Work to complete: Write out every entry exactly as it appears.

Material for this exercise:

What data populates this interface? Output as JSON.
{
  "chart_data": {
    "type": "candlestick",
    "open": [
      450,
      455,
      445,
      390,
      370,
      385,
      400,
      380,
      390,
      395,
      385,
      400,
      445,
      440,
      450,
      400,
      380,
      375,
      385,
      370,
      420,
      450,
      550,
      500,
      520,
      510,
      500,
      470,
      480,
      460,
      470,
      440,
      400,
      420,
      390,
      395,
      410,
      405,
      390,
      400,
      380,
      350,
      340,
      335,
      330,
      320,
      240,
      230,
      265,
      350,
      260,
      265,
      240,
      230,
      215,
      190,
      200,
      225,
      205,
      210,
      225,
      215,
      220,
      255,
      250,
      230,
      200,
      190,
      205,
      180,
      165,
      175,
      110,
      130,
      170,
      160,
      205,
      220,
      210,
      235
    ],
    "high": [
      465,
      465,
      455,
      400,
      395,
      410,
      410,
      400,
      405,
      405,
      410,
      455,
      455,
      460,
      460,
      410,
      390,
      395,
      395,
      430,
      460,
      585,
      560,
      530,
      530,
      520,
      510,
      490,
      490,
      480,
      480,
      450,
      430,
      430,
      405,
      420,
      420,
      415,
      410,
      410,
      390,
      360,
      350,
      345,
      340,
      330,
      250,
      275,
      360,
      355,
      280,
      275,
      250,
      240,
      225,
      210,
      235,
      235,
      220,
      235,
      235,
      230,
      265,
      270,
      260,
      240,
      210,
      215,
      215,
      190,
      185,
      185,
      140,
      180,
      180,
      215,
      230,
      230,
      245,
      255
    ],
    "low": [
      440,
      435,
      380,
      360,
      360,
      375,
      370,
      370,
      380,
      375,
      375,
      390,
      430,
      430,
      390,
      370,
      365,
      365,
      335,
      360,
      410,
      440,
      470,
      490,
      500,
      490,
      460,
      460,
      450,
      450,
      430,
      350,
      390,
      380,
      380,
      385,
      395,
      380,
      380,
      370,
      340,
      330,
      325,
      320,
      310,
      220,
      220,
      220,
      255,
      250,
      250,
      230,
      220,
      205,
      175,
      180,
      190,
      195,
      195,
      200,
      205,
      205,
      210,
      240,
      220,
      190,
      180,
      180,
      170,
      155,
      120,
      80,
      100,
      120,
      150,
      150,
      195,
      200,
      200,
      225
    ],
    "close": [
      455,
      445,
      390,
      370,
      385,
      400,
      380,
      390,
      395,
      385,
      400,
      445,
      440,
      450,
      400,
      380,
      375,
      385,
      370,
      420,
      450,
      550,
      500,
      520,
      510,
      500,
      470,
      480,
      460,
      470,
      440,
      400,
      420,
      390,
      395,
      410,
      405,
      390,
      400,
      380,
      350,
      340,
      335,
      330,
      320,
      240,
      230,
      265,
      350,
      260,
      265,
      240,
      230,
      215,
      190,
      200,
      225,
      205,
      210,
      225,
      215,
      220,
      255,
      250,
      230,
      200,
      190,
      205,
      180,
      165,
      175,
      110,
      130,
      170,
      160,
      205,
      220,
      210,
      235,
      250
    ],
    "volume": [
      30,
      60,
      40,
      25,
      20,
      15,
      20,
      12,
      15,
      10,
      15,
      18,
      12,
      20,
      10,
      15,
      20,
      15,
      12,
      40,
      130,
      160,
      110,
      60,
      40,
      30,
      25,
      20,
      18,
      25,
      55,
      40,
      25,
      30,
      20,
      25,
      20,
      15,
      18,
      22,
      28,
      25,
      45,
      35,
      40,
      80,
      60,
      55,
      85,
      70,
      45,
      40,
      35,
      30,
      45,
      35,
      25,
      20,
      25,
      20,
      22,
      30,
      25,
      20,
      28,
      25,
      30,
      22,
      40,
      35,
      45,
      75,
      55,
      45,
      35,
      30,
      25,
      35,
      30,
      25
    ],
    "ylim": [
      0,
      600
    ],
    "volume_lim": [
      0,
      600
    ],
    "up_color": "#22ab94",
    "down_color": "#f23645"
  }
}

Written response:
What data populates this interface? Output as JSON.
{
  "chart_data": {
    "type": "candlestick",
    "open": [
      450,
      455,
      445,
      390,
      370,
      385,
      400,
      380,
      390,
      395,
      385,
      400,
      445,
      440,
      450,
      400,
      380,
      375,
      385,
      370,
      420,
      450,
      550,
      500,
      520,
      510,
      500,
      470,
      480,
      460,
      470,
      440,
      400,
      420,
      390,
      395,
      410,
      405,
      390,
      400,
      380,
      350,
      340,
      335,
      330,
      320,
      240,
      230,
      265,
      350,
      260,
      265,
      240,
      230,
      215,
      190,
      200,
      225,
      205,
      210,
      225,
      215,
      220,
      255,
      250,
      230,
      200,
      190,
      205,
      180,
      165,
      175,
      110,
      130,
      170,
      160,
      205,
      220,
      210,
      235
    ],
    "high": [
      465,
      465,
      455,
      400,
      395,
      410,
      410,
      400,
      405,
      405,
      410,
      455,
      455,
      460,
      460,
      410,
      390,
      395,
      395,
      430,
      460,
      585,
      560,
      530,
      530,
      520,
      510,
      490,
      490,
      480,
      480,
      450,
      430,
      430,
      405,
      420,
      420,
      415,
      410,
      410,
      390,
      360,
      350,
      345,
      340,
      330,
      250,
      275,
      360,
      355,
      280,
      275,
      250,
      240,
      225,
      210,
      235,
      235,
      220,
      235,
      235,
      230,
      265,
      270,
      260,
      240,
      210,
      215,
      215,
      190,
      185,
      185,
      140,
      180,
      180,
      215,
      230,
      230,
      245,
      255
    ],
    "low": [
      440,
      435,
      380,
      360,
      360,
      375,
      370,
      370,
      380,
      375,
      375,
      390,
      430,
      430,
      390,
      370,
      365,
      365,
      335,
      360,
      410,
      440,
      470,
      490,
      500,
      490,
      460,
      460,
      450,
      450,
      430,
      350,
      390,
      380,
      380,
      385,
      395,
      380,
      380,
      370,
      340,
      330,
      325,
      320,
      310,
      220,
      220,
      220,
      255,
      250,
      250,
      230,
      220,
      205,
      175,
      180,
      190,
      195,
      195,
      200,
      205,
      205,
      210,
      240,
      220,
      190,
      180,
      180,
      170,
      155,
      120,
      80,
      100,
      120,
      150,
      150,
      195,
      200,
      200,
      225
    ],
    "close": [
      455,
      445,
      390,
      370,
      385,
      400,
      380,
      390,
      395,
      385,
      400,
      445,
      440,
      450,
      400,
      380,
      375,
      385,
      370,
      420,
      450,
      550,
      500,
      520,
      510,
      500,
      470,
      480,
      460,
      470,
      440,
      400,
      420,
      390,
      395,
      410,
      405,
      390,
      400,
      380,
      350,
      340,
      335,
      330,
      320,
      240,
      230,
      265,
      350,
      260,
      265,
      240,
      230,
      215,
      190,
      200,
      225,
      205,
      210,
      225,
      215,
      220,
      255,
      250,
      230,
      200,
      190,
      205,
      180,
      165,
      175,
      110,
      130,
      170,
      160,
      205,
      220,
      210,
      235,
      250
    ],
    "volume": [
      30,
      60,
      40,
      25,
      20,
      15,
      20,
      12,
      15,
      10,
      15,
      18,
      12,
      20,
      10,
      15,
      20,
      15,
      12,
      40,
      130,
      160,
      110,
      60,
      40,
      30,
      25,
      20,
      18,
      25,
      55,
      40,
      25,
      30,
      20,
      25,
      20,
      15,
      18,
      22,
      28,
      25,
      45,
      35,
      40,
      80,
      60,
      55,
      85,
      70,
      45,
      40,
      35,
      30,
      45,
      35,
      25,
      20,
      25,
      20,
      22,
      30,
      25,
      20,
      28,
      25,
      30,
      22,
      40,
      35,
      45,
      75,
      55,
      45,
      35,
      30,
      25,
      35,
      30,
      25
    ],
    "ylim": [
      0,
      600
    ],
    "volume_lim": [
      0,
      600
    ],
    "up_color": "#22ab94",
    "down_color": "#f23645"
  }
}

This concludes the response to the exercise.